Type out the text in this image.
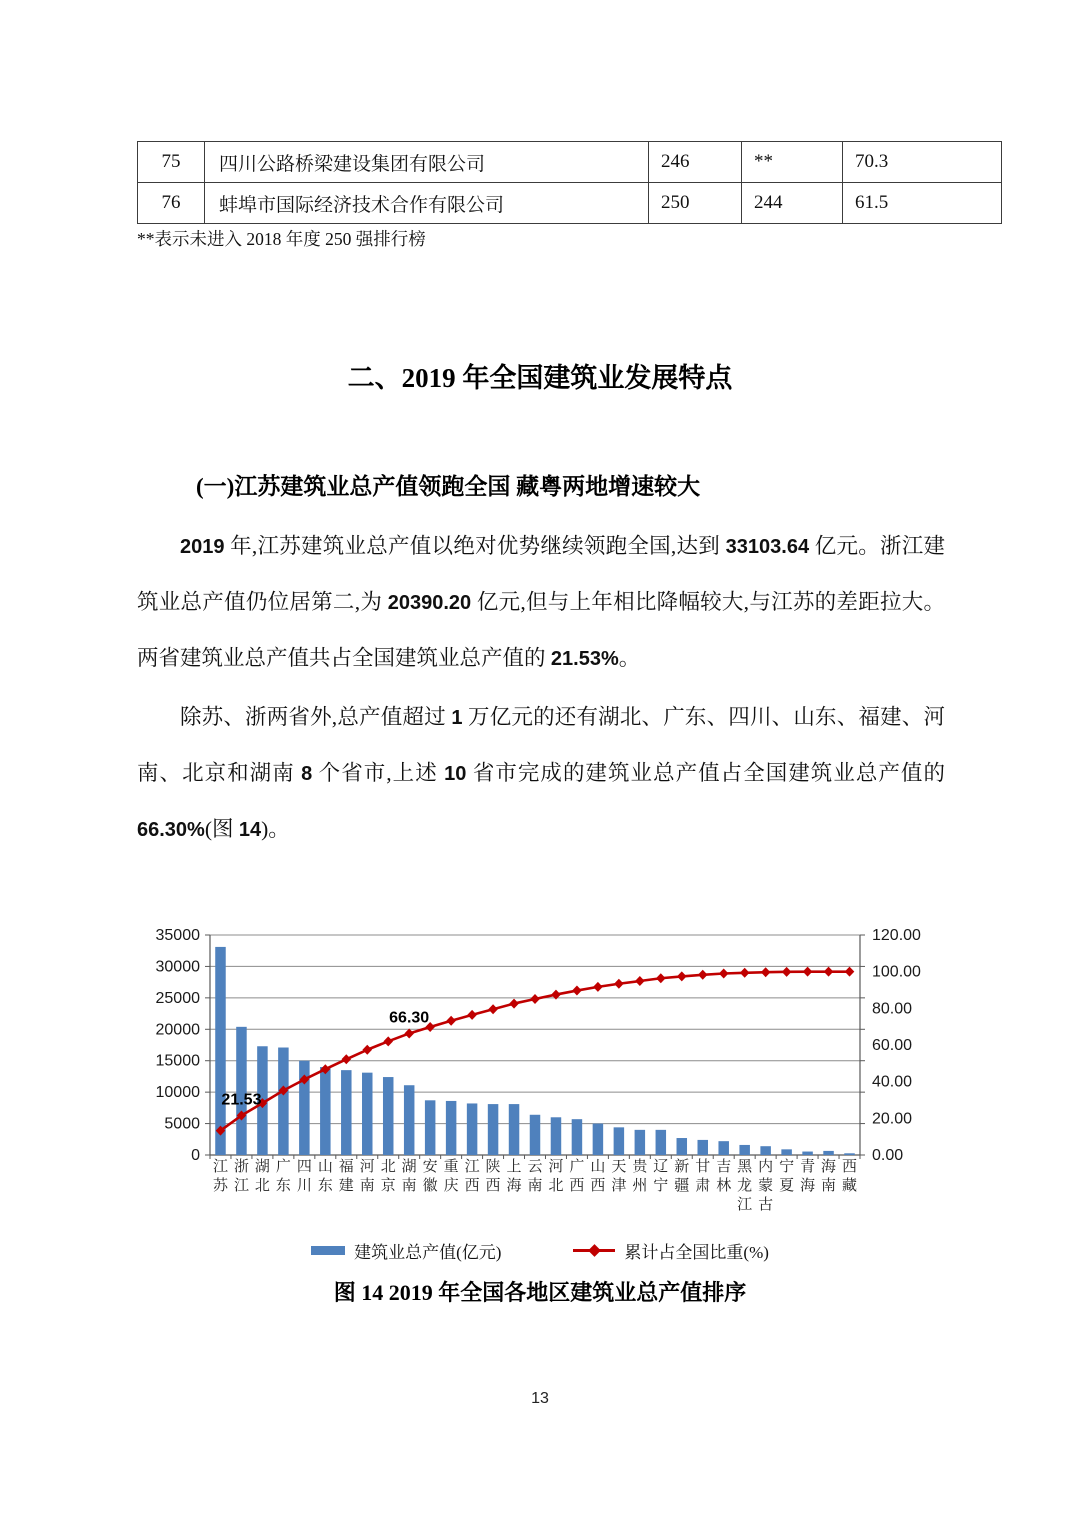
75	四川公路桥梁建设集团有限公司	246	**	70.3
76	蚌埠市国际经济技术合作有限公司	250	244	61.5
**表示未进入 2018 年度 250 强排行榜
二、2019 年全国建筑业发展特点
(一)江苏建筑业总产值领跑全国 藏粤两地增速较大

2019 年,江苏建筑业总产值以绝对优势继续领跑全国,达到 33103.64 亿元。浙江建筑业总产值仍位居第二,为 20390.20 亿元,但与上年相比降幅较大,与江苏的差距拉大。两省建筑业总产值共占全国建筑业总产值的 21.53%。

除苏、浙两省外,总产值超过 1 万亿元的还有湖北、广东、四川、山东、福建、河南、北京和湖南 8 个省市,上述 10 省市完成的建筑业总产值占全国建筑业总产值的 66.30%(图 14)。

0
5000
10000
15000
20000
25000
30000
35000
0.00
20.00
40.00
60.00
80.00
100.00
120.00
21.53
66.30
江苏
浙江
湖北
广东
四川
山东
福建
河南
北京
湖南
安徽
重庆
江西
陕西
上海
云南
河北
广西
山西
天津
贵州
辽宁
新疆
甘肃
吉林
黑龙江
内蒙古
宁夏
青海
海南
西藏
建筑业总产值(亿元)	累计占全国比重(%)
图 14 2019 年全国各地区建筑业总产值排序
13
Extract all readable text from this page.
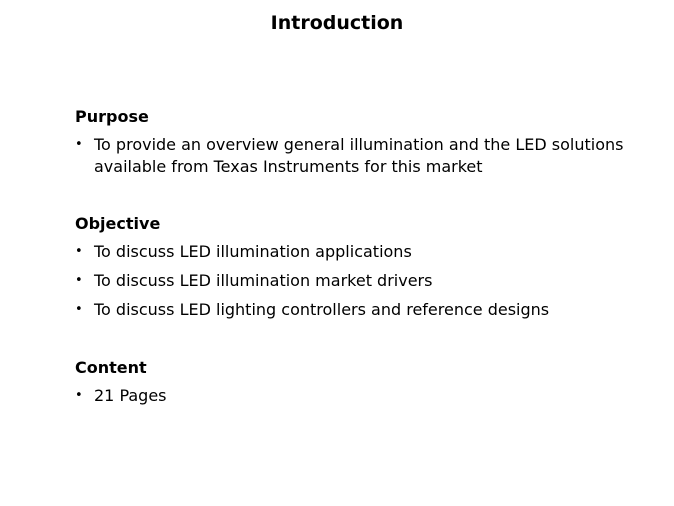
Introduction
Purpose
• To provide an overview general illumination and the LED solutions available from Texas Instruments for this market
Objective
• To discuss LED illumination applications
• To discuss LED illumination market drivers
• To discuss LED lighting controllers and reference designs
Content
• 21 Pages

□ □ □

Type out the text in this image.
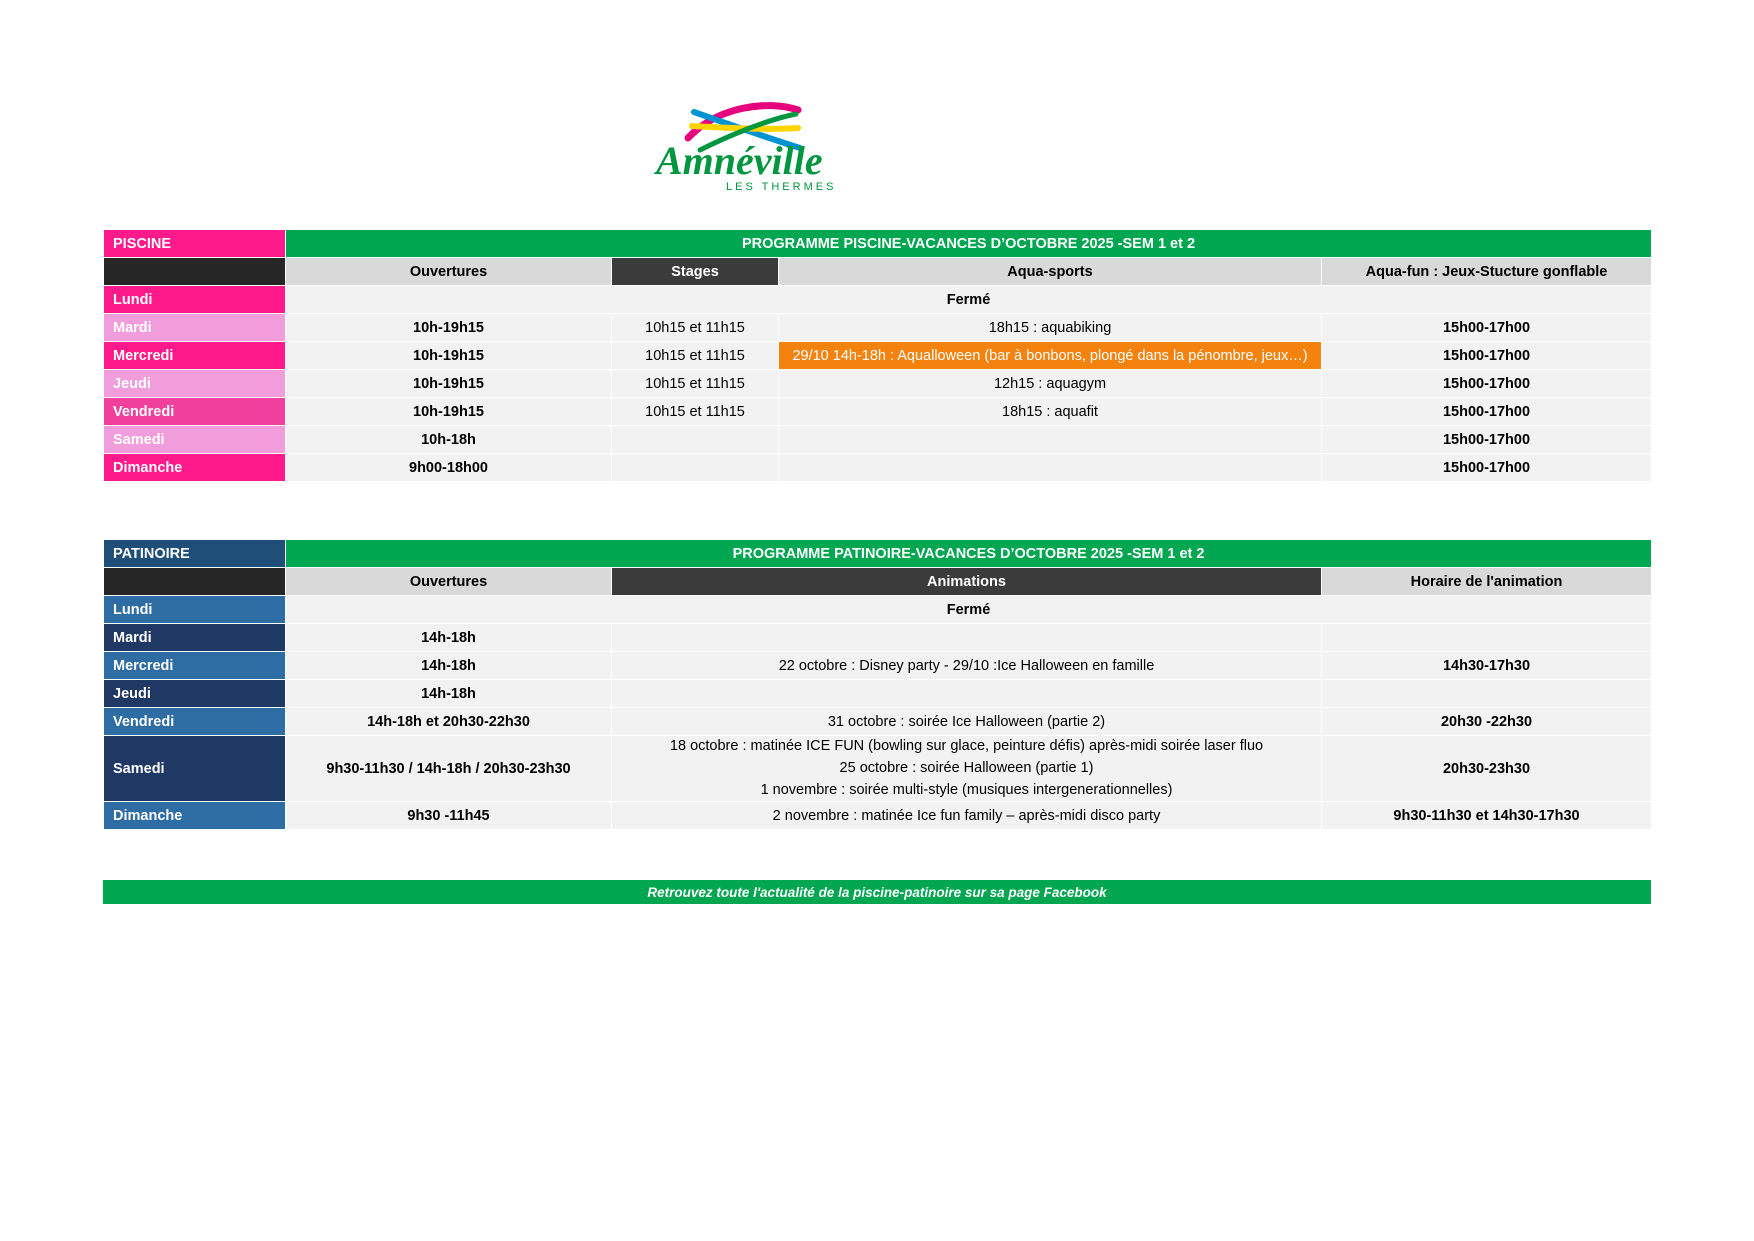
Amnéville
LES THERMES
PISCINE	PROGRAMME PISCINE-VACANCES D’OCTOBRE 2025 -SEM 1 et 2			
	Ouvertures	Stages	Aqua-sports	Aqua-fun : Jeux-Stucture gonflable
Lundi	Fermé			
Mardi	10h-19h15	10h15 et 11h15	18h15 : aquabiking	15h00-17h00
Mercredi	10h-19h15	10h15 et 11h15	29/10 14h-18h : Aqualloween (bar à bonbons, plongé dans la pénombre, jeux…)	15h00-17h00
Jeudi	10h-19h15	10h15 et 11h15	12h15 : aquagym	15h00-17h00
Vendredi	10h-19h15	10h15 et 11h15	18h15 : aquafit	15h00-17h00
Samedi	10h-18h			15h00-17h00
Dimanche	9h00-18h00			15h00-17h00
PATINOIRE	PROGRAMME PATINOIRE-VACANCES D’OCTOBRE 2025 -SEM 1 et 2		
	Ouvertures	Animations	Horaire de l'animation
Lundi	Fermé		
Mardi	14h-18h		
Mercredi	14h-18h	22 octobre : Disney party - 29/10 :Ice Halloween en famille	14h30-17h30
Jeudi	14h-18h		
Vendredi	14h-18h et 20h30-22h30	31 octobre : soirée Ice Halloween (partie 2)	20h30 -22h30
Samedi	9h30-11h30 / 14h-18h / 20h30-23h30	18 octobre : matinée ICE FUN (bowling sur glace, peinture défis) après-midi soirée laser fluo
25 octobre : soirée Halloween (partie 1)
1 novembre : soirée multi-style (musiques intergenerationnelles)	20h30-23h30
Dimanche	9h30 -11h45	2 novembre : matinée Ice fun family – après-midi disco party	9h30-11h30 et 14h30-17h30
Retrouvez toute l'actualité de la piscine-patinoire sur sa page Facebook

□ □ □

» **Instructions to follow**: Collect every line with the string "après" from the records, and copy each.

» **Exercise result**:
Samedi	9h30-11h30 / 14h-18h / 20h30-23h30	18 octobre : matinée ICE FUN (bowling sur glace, peinture défis) après-midi soirée laser fluo
Dimanche	9h30 -11h45	2 novembre : matinée Ice fun family – après-midi disco party	9h30-11h30 et 14h30-17h30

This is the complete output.